• [WORK TO DO]: Repeat each line of the material below exactly as it appears, minus any pictures.

── DATASET EXTRACT ──

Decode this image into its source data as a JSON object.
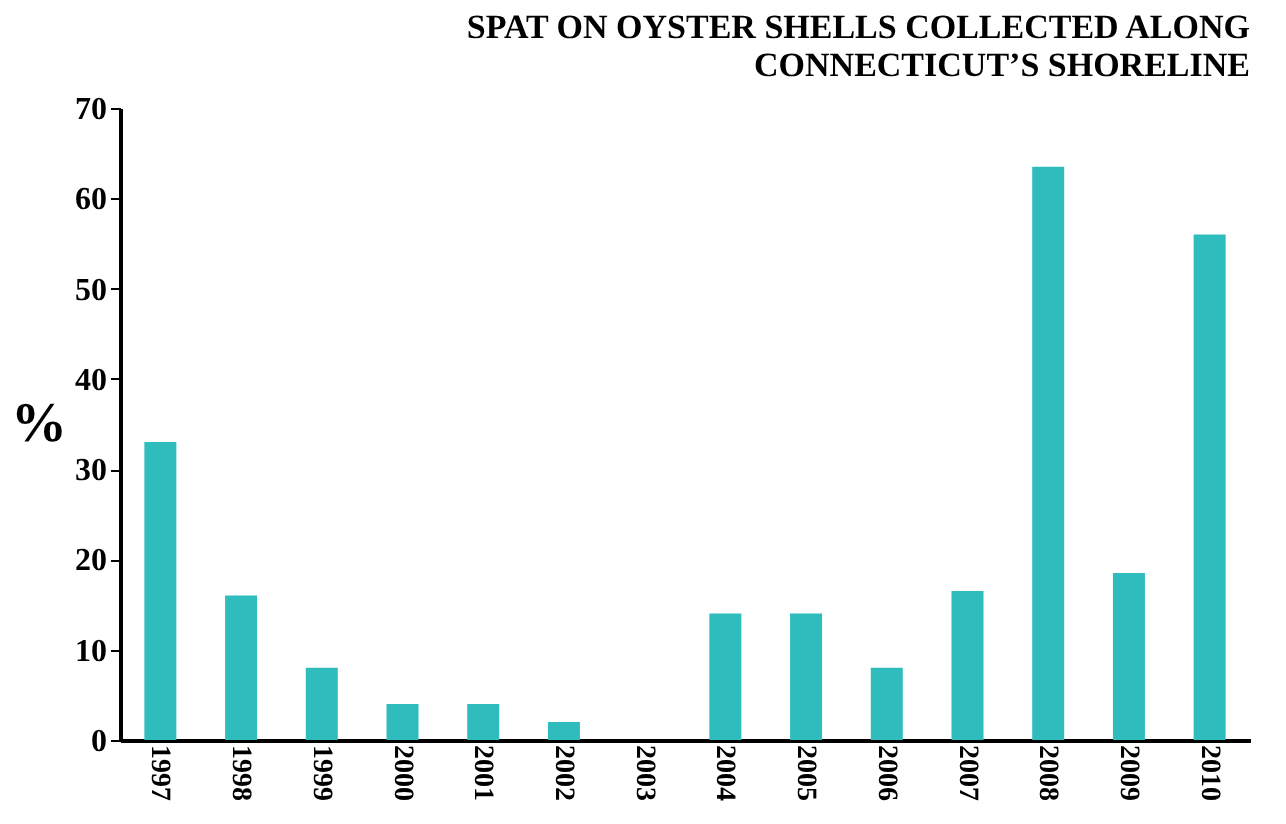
{
  "chart_data": {
    "type": "bar",
    "title": [
      "SPAT ON OYSTER SHELLS COLLECTED ALONG",
      "CONNECTICUT’S SHORELINE"
    ],
    "ylabel": "%",
    "categories": [
      "1997",
      "1998",
      "1999",
      "2000",
      "2001",
      "2002",
      "2003",
      "2004",
      "2005",
      "2006",
      "2007",
      "2008",
      "2009",
      "2010"
    ],
    "values": [
      33,
      16,
      8,
      4,
      4,
      2,
      0,
      14,
      14,
      8,
      16.5,
      63.5,
      18.5,
      56
    ],
    "color": "#2fbcbc",
    "ylim": [
      0,
      70
    ],
    "yticks": [
      0,
      10,
      20,
      30,
      40,
      50,
      60,
      70
    ],
    "grid": false
  }
}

───

• [THE ANSWER]:
Decode this image into its source data as a JSON object.
{
  "chart_data": {
    "type": "bar",
    "title": [
      "SPAT ON OYSTER SHELLS COLLECTED ALONG",
      "CONNECTICUT’S SHORELINE"
    ],
    "ylabel": "%",
    "categories": [
      "1997",
      "1998",
      "1999",
      "2000",
      "2001",
      "2002",
      "2003",
      "2004",
      "2005",
      "2006",
      "2007",
      "2008",
      "2009",
      "2010"
    ],
    "values": [
      33,
      16,
      8,
      4,
      4,
      2,
      0,
      14,
      14,
      8,
      16.5,
      63.5,
      18.5,
      56
    ],
    "color": "#2fbcbc",
    "ylim": [
      0,
      70
    ],
    "yticks": [
      0,
      10,
      20,
      30,
      40,
      50,
      60,
      70
    ],
    "grid": false
  }
}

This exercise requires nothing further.